Go through the listing and copy every line word for word.

## BEGIN PROVIDED RECORDS

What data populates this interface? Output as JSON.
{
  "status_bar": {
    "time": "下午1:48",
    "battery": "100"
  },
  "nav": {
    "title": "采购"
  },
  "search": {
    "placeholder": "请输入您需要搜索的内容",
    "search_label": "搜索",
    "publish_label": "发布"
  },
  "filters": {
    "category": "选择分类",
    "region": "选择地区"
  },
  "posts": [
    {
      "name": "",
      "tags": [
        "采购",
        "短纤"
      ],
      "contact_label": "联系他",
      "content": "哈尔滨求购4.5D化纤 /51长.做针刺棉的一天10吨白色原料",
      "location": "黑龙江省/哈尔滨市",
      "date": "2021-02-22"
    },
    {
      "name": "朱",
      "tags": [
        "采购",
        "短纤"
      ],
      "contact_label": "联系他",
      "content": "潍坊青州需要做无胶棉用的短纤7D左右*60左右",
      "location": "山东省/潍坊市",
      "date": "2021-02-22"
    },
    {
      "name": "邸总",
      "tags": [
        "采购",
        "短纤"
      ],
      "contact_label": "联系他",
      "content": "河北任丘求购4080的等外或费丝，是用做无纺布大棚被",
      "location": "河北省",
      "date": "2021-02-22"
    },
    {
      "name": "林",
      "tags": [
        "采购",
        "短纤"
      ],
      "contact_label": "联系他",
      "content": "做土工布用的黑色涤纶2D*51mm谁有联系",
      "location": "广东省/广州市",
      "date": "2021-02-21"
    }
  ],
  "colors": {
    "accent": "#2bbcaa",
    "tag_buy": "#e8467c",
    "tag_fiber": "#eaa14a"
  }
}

## END PROVIDED RECORDS

### RESULT
What data populates this interface? Output as JSON.
{
  "status_bar": {
    "time": "下午1:48",
    "battery": "100"
  },
  "nav": {
    "title": "采购"
  },
  "search": {
    "placeholder": "请输入您需要搜索的内容",
    "search_label": "搜索",
    "publish_label": "发布"
  },
  "filters": {
    "category": "选择分类",
    "region": "选择地区"
  },
  "posts": [
    {
      "name": "",
      "tags": [
        "采购",
        "短纤"
      ],
      "contact_label": "联系他",
      "content": "哈尔滨求购4.5D化纤 /51长.做针刺棉的一天10吨白色原料",
      "location": "黑龙江省/哈尔滨市",
      "date": "2021-02-22"
    },
    {
      "name": "朱",
      "tags": [
        "采购",
        "短纤"
      ],
      "contact_label": "联系他",
      "content": "潍坊青州需要做无胶棉用的短纤7D左右*60左右",
      "location": "山东省/潍坊市",
      "date": "2021-02-22"
    },
    {
      "name": "邸总",
      "tags": [
        "采购",
        "短纤"
      ],
      "contact_label": "联系他",
      "content": "河北任丘求购4080的等外或费丝，是用做无纺布大棚被",
      "location": "河北省",
      "date": "2021-02-22"
    },
    {
      "name": "林",
      "tags": [
        "采购",
        "短纤"
      ],
      "contact_label": "联系他",
      "content": "做土工布用的黑色涤纶2D*51mm谁有联系",
      "location": "广东省/广州市",
      "date": "2021-02-21"
    }
  ],
  "colors": {
    "accent": "#2bbcaa",
    "tag_buy": "#e8467c",
    "tag_fiber": "#eaa14a"
  }
}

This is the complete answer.